**Stored dataset items**:
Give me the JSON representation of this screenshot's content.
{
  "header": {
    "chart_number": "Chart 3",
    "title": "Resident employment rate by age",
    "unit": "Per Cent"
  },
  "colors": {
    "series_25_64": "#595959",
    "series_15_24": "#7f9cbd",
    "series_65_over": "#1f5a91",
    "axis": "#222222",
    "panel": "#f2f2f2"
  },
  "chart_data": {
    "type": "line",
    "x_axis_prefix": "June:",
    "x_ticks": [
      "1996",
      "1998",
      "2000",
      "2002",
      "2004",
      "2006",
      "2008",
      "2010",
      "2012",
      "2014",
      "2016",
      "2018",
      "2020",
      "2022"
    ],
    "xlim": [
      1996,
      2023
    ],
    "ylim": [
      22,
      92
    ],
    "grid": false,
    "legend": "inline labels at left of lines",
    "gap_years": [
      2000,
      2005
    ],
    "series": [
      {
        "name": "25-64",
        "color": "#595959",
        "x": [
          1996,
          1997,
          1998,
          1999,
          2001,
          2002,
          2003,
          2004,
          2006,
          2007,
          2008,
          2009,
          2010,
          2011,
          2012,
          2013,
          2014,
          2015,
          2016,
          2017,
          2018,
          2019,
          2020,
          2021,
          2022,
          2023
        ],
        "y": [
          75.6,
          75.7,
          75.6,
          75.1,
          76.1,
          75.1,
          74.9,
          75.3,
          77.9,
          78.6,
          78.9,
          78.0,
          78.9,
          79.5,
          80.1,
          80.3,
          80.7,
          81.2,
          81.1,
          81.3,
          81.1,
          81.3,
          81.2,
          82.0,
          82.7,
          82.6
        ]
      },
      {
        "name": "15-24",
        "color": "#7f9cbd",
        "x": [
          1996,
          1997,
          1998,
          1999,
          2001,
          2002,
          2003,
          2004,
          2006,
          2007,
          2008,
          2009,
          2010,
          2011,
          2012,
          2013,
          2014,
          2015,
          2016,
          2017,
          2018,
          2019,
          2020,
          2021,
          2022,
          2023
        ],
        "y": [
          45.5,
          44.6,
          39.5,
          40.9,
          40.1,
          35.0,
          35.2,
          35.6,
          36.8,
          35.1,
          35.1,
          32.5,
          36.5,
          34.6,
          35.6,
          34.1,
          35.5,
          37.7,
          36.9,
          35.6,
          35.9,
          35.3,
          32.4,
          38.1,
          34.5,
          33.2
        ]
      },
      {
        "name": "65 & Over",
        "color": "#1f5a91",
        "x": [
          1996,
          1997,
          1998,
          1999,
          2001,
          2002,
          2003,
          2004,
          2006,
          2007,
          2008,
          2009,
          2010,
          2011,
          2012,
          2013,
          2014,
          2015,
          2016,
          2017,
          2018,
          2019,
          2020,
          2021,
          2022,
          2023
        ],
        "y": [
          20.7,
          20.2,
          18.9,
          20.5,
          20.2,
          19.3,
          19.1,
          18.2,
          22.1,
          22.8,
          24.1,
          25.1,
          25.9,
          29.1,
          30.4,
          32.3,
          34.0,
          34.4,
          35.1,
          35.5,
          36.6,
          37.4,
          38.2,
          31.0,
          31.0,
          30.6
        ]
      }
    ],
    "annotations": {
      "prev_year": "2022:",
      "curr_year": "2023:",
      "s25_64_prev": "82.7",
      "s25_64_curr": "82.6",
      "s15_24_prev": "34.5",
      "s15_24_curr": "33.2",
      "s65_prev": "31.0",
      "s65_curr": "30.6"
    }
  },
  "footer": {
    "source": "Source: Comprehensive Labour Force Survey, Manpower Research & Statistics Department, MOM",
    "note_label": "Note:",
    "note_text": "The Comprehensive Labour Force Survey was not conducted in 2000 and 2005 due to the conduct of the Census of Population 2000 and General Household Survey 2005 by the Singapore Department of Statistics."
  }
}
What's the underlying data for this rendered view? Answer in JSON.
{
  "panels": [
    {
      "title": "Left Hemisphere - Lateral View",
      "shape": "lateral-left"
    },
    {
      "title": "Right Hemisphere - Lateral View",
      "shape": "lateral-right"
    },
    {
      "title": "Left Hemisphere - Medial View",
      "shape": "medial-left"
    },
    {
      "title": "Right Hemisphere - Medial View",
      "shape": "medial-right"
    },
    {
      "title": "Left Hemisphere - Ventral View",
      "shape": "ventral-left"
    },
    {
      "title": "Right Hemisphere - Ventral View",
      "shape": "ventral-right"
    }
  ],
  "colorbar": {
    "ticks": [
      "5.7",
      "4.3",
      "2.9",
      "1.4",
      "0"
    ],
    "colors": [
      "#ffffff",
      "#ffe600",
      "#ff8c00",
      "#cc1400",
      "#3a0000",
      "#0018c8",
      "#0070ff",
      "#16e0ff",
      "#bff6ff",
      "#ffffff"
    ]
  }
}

**Short exercise**: Quote each line above in full, word for word.

**Output for this exercise**:
Give me the JSON representation of this screenshot's content.
{
  "header": {
    "chart_number": "Chart 3",
    "title": "Resident employment rate by age",
    "unit": "Per Cent"
  },
  "colors": {
    "series_25_64": "#595959",
    "series_15_24": "#7f9cbd",
    "series_65_over": "#1f5a91",
    "axis": "#222222",
    "panel": "#f2f2f2"
  },
  "chart_data": {
    "type": "line",
    "x_axis_prefix": "June:",
    "x_ticks": [
      "1996",
      "1998",
      "2000",
      "2002",
      "2004",
      "2006",
      "2008",
      "2010",
      "2012",
      "2014",
      "2016",
      "2018",
      "2020",
      "2022"
    ],
    "xlim": [
      1996,
      2023
    ],
    "ylim": [
      22,
      92
    ],
    "grid": false,
    "legend": "inline labels at left of lines",
    "gap_years": [
      2000,
      2005
    ],
    "series": [
      {
        "name": "25-64",
        "color": "#595959",
        "x": [
          1996,
          1997,
          1998,
          1999,
          2001,
          2002,
          2003,
          2004,
          2006,
          2007,
          2008,
          2009,
          2010,
          2011,
          2012,
          2013,
          2014,
          2015,
          2016,
          2017,
          2018,
          2019,
          2020,
          2021,
          2022,
          2023
        ],
        "y": [
          75.6,
          75.7,
          75.6,
          75.1,
          76.1,
          75.1,
          74.9,
          75.3,
          77.9,
          78.6,
          78.9,
          78.0,
          78.9,
          79.5,
          80.1,
          80.3,
          80.7,
          81.2,
          81.1,
          81.3,
          81.1,
          81.3,
          81.2,
          82.0,
          82.7,
          82.6
        ]
      },
      {
        "name": "15-24",
        "color": "#7f9cbd",
        "x": [
          1996,
          1997,
          1998,
          1999,
          2001,
          2002,
          2003,
          2004,
          2006,
          2007,
          2008,
          2009,
          2010,
          2011,
          2012,
          2013,
          2014,
          2015,
          2016,
          2017,
          2018,
          2019,
          2020,
          2021,
          2022,
          2023
        ],
        "y": [
          45.5,
          44.6,
          39.5,
          40.9,
          40.1,
          35.0,
          35.2,
          35.6,
          36.8,
          35.1,
          35.1,
          32.5,
          36.5,
          34.6,
          35.6,
          34.1,
          35.5,
          37.7,
          36.9,
          35.6,
          35.9,
          35.3,
          32.4,
          38.1,
          34.5,
          33.2
        ]
      },
      {
        "name": "65 & Over",
        "color": "#1f5a91",
        "x": [
          1996,
          1997,
          1998,
          1999,
          2001,
          2002,
          2003,
          2004,
          2006,
          2007,
          2008,
          2009,
          2010,
          2011,
          2012,
          2013,
          2014,
          2015,
          2016,
          2017,
          2018,
          2019,
          2020,
          2021,
          2022,
          2023
        ],
        "y": [
          20.7,
          20.2,
          18.9,
          20.5,
          20.2,
          19.3,
          19.1,
          18.2,
          22.1,
          22.8,
          24.1,
          25.1,
          25.9,
          29.1,
          30.4,
          32.3,
          34.0,
          34.4,
          35.1,
          35.5,
          36.6,
          37.4,
          38.2,
          31.0,
          31.0,
          30.6
        ]
      }
    ],
    "annotations": {
      "prev_year": "2022:",
      "curr_year": "2023:",
      "s25_64_prev": "82.7",
      "s25_64_curr": "82.6",
      "s15_24_prev": "34.5",
      "s15_24_curr": "33.2",
      "s65_prev": "31.0",
      "s65_curr": "30.6"
    }
  },
  "footer": {
    "source": "Source: Comprehensive Labour Force Survey, Manpower Research & Statistics Department, MOM",
    "note_label": "Note:",
    "note_text": "The Comprehensive Labour Force Survey was not conducted in 2000 and 2005 due to the conduct of the Census of Population 2000 and General Household Survey 2005 by the Singapore Department of Statistics."
  }
}
What's the underlying data for this rendered view? Answer in JSON.
{
  "panels": [
    {
      "title": "Left Hemisphere - Lateral View",
      "shape": "lateral-left"
    },
    {
      "title": "Right Hemisphere - Lateral View",
      "shape": "lateral-right"
    },
    {
      "title": "Left Hemisphere - Medial View",
      "shape": "medial-left"
    },
    {
      "title": "Right Hemisphere - Medial View",
      "shape": "medial-right"
    },
    {
      "title": "Left Hemisphere - Ventral View",
      "shape": "ventral-left"
    },
    {
      "title": "Right Hemisphere - Ventral View",
      "shape": "ventral-right"
    }
  ],
  "colorbar": {
    "ticks": [
      "5.7",
      "4.3",
      "2.9",
      "1.4",
      "0"
    ],
    "colors": [
      "#ffffff",
      "#ffe600",
      "#ff8c00",
      "#cc1400",
      "#3a0000",
      "#0018c8",
      "#0070ff",
      "#16e0ff",
      "#bff6ff",
      "#ffffff"
    ]
  }
}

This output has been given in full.